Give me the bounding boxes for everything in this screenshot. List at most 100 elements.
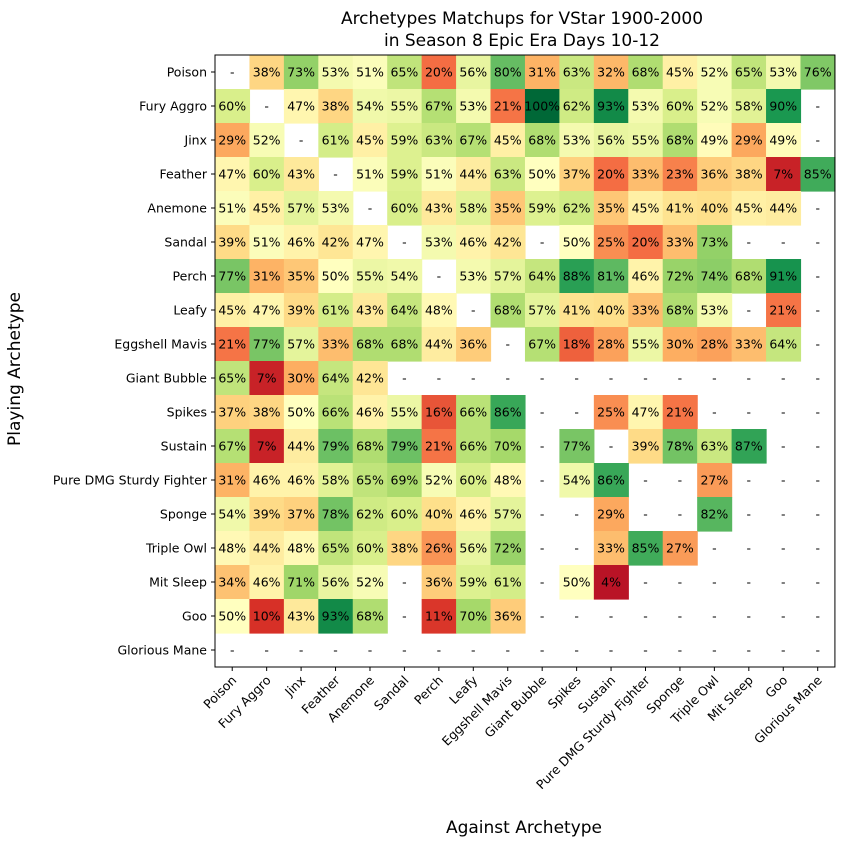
cell-label: 43%: [425, 201, 453, 216]
heatmap-cell: [215, 259, 251, 294]
heatmap-cell: [215, 565, 251, 600]
heatmap-cell: [249, 327, 285, 362]
heatmap-cell: [387, 327, 423, 362]
cell-label: -: [747, 507, 752, 522]
heatmap-cell: [490, 123, 526, 158]
cell-label: 53%: [322, 201, 350, 216]
cell-label: 51%: [356, 167, 384, 182]
cell-label: 56%: [597, 133, 625, 148]
cell-label: 88%: [563, 269, 591, 284]
cell-label: -: [781, 643, 786, 658]
cell-label: 36%: [459, 337, 487, 352]
cell-label: 50%: [563, 575, 591, 590]
heatmap-cell: [731, 327, 767, 362]
cell-label: -: [574, 507, 579, 522]
cell-label: 46%: [287, 473, 315, 488]
cell-label: 34%: [218, 575, 246, 590]
cell-label: 21%: [425, 439, 453, 454]
heatmap-cell: [215, 157, 251, 192]
cell-label: -: [574, 643, 579, 658]
heatmap-cell: [662, 531, 698, 566]
heatmap-cell: [352, 89, 388, 124]
heatmap-cell: [662, 395, 698, 430]
cell-label: 37%: [218, 405, 246, 420]
cell-label: 64%: [528, 269, 556, 284]
cell-label: 74%: [700, 269, 728, 284]
chart-title-line-1: Archetypes Matchups for VStar 1900-2000: [341, 9, 703, 29]
heatmap-cell: [249, 429, 285, 464]
heatmap-cell: [387, 531, 423, 566]
cell-label: 87%: [735, 439, 763, 454]
cell-label: 29%: [735, 133, 763, 148]
cell-label: 47%: [287, 99, 315, 114]
cell-label: -: [747, 541, 752, 556]
cell-label: -: [815, 507, 820, 522]
heatmap-cell: [593, 89, 629, 124]
heatmap-cell: [766, 327, 802, 362]
cell-label: -: [540, 473, 545, 488]
cell-label: -: [678, 371, 683, 386]
heatmap-cell: [318, 429, 354, 464]
heatmap-cell: [662, 293, 698, 328]
cell-label: -: [747, 643, 752, 658]
cell-label: -: [402, 575, 407, 590]
cell-label: 44%: [459, 167, 487, 182]
cell-label: 7%: [257, 439, 277, 454]
cell-label: 61%: [494, 575, 522, 590]
heatmap-cell: [628, 259, 664, 294]
cell-label: 59%: [391, 133, 419, 148]
cell-label: 77%: [563, 439, 591, 454]
cell-label: -: [815, 235, 820, 250]
cell-label: 62%: [563, 201, 591, 216]
heatmap-cell: [387, 463, 423, 498]
heatmap-cell: [352, 55, 388, 90]
cell-label: 38%: [735, 167, 763, 182]
heatmap-cell: [249, 361, 285, 396]
heatmap-cell: [593, 327, 629, 362]
heatmap-cell: [593, 225, 629, 260]
cell-label: 23%: [666, 167, 694, 182]
heatmap-cell: [456, 191, 492, 226]
chart-title: Archetypes Matchups for VStar 1900-2000 …: [341, 9, 703, 51]
cell-labels: - 38% 73% 53% 51% 65% 20% 56% 80% 31% 63% 32% 68% 45%…: [218, 65, 831, 658]
cell-label: -: [264, 643, 269, 658]
heatmap-cell: [524, 293, 560, 328]
heatmap-cell: [697, 123, 733, 158]
heatmap-cell: [697, 55, 733, 90]
heatmap-cell: [456, 463, 492, 498]
heatmap-cell: [352, 293, 388, 328]
heatmap-cell: [456, 55, 492, 90]
cell-label: 27%: [666, 541, 694, 556]
cell-label: 68%: [494, 303, 522, 318]
cell-label: 55%: [356, 269, 384, 284]
cell-label: -: [299, 643, 304, 658]
heatmap-cell: [628, 327, 664, 362]
cell-label: 30%: [666, 337, 694, 352]
cell-label: 55%: [632, 133, 660, 148]
cell-label: 52%: [253, 133, 281, 148]
cell-label: 10%: [253, 609, 281, 624]
cell-label: -: [540, 643, 545, 658]
heatmap-cell: [559, 463, 595, 498]
cell-label: 27%: [700, 473, 728, 488]
heatmap-cell: [731, 259, 767, 294]
heatmap-cell: [421, 89, 457, 124]
heatmap-cell: [318, 497, 354, 532]
heatmap-cell: [283, 327, 319, 362]
cell-label: -: [815, 643, 820, 658]
cell-label: 78%: [322, 507, 350, 522]
heatmap-cell: [456, 123, 492, 158]
heatmap-cell: [662, 259, 698, 294]
heatmap-cell: [387, 123, 423, 158]
heatmap-cell: [318, 395, 354, 430]
heatmap-cell: [628, 191, 664, 226]
cell-label: -: [402, 643, 407, 658]
cell-label: -: [609, 371, 614, 386]
cell-label: 29%: [597, 507, 625, 522]
heatmap-cell: [456, 565, 492, 600]
heatmap-cell: [352, 429, 388, 464]
cell-label: 53%: [459, 99, 487, 114]
cell-label: 47%: [632, 405, 660, 420]
heatmap-cell: [662, 191, 698, 226]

GIVEN PROBLEM: Copy out all the records above word for word, leaving out the pictures.

SOLUTION TO THE EXERCISE:
Give me the bounding boxes for everything in this screenshot. List at most 100 elements.
cell-label: 43%: [425, 201, 453, 216]
heatmap-cell: [215, 259, 251, 294]
heatmap-cell: [215, 565, 251, 600]
heatmap-cell: [249, 327, 285, 362]
heatmap-cell: [387, 327, 423, 362]
cell-label: -: [747, 507, 752, 522]
heatmap-cell: [490, 123, 526, 158]
cell-label: 53%: [322, 201, 350, 216]
cell-label: 51%: [356, 167, 384, 182]
cell-label: 56%: [597, 133, 625, 148]
cell-label: 88%: [563, 269, 591, 284]
cell-label: -: [781, 643, 786, 658]
cell-label: 36%: [459, 337, 487, 352]
cell-label: 50%: [563, 575, 591, 590]
heatmap-cell: [731, 327, 767, 362]
cell-label: -: [574, 507, 579, 522]
cell-label: 46%: [287, 473, 315, 488]
cell-label: 34%: [218, 575, 246, 590]
cell-label: 21%: [425, 439, 453, 454]
heatmap-cell: [215, 157, 251, 192]
cell-label: -: [574, 643, 579, 658]
heatmap-cell: [662, 531, 698, 566]
heatmap-cell: [352, 89, 388, 124]
heatmap-cell: [662, 395, 698, 430]
cell-label: 37%: [218, 405, 246, 420]
cell-label: 64%: [528, 269, 556, 284]
cell-label: 74%: [700, 269, 728, 284]
chart-title-line-1: Archetypes Matchups for VStar 1900-2000: [341, 9, 703, 29]
heatmap-cell: [249, 429, 285, 464]
heatmap-cell: [387, 531, 423, 566]
cell-label: 87%: [735, 439, 763, 454]
cell-label: 29%: [735, 133, 763, 148]
cell-label: 47%: [287, 99, 315, 114]
cell-label: -: [747, 541, 752, 556]
cell-label: -: [815, 507, 820, 522]
heatmap-cell: [593, 89, 629, 124]
heatmap-cell: [766, 327, 802, 362]
cell-label: -: [540, 473, 545, 488]
cell-label: -: [678, 371, 683, 386]
heatmap-cell: [318, 429, 354, 464]
heatmap-cell: [662, 293, 698, 328]
cell-label: -: [747, 643, 752, 658]
cell-label: -: [402, 575, 407, 590]
cell-label: 44%: [459, 167, 487, 182]
cell-label: 7%: [257, 439, 277, 454]
cell-label: 61%: [494, 575, 522, 590]
heatmap-cell: [628, 259, 664, 294]
cell-label: 59%: [391, 133, 419, 148]
cell-label: 77%: [563, 439, 591, 454]
cell-label: -: [815, 235, 820, 250]
cell-label: 62%: [563, 201, 591, 216]
heatmap-cell: [387, 463, 423, 498]
heatmap-cell: [352, 55, 388, 90]
cell-label: 38%: [735, 167, 763, 182]
heatmap-cell: [249, 361, 285, 396]
heatmap-cell: [593, 327, 629, 362]
heatmap-cell: [593, 225, 629, 260]
cell-label: 23%: [666, 167, 694, 182]
heatmap-cell: [456, 191, 492, 226]
chart-title: Archetypes Matchups for VStar 1900-2000 …: [341, 9, 703, 51]
cell-labels: - 38% 73% 53% 51% 65% 20% 56% 80% 31% 63% 32% 68% 45%…: [218, 65, 831, 658]
cell-label: -: [264, 643, 269, 658]
heatmap-cell: [524, 293, 560, 328]
heatmap-cell: [697, 123, 733, 158]
heatmap-cell: [697, 55, 733, 90]
heatmap-cell: [456, 463, 492, 498]
heatmap-cell: [352, 293, 388, 328]
heatmap-cell: [456, 55, 492, 90]
cell-label: 27%: [666, 541, 694, 556]
cell-label: 68%: [494, 303, 522, 318]
cell-label: 55%: [356, 269, 384, 284]
cell-label: -: [299, 643, 304, 658]
heatmap-cell: [628, 327, 664, 362]
cell-label: 30%: [666, 337, 694, 352]
cell-label: 55%: [632, 133, 660, 148]
cell-label: 52%: [253, 133, 281, 148]
cell-label: 10%: [253, 609, 281, 624]
cell-label: -: [540, 643, 545, 658]
heatmap-cell: [559, 463, 595, 498]
cell-label: 27%: [700, 473, 728, 488]
heatmap-cell: [731, 259, 767, 294]
heatmap-cell: [421, 89, 457, 124]
heatmap-cell: [318, 497, 354, 532]
heatmap-cell: [283, 327, 319, 362]
cell-label: -: [815, 643, 820, 658]
cell-label: 78%: [322, 507, 350, 522]
heatmap-cell: [456, 123, 492, 158]
heatmap-cell: [662, 259, 698, 294]
heatmap-cell: [387, 123, 423, 158]
heatmap-cell: [318, 395, 354, 430]
heatmap-cell: [628, 191, 664, 226]
cell-label: -: [402, 643, 407, 658]
cell-label: -: [609, 371, 614, 386]
cell-label: 29%: [597, 507, 625, 522]
heatmap-cell: [456, 565, 492, 600]
heatmap-cell: [352, 429, 388, 464]
cell-label: 53%: [459, 99, 487, 114]
cell-label: 47%: [632, 405, 660, 420]
heatmap-cell: [662, 191, 698, 226]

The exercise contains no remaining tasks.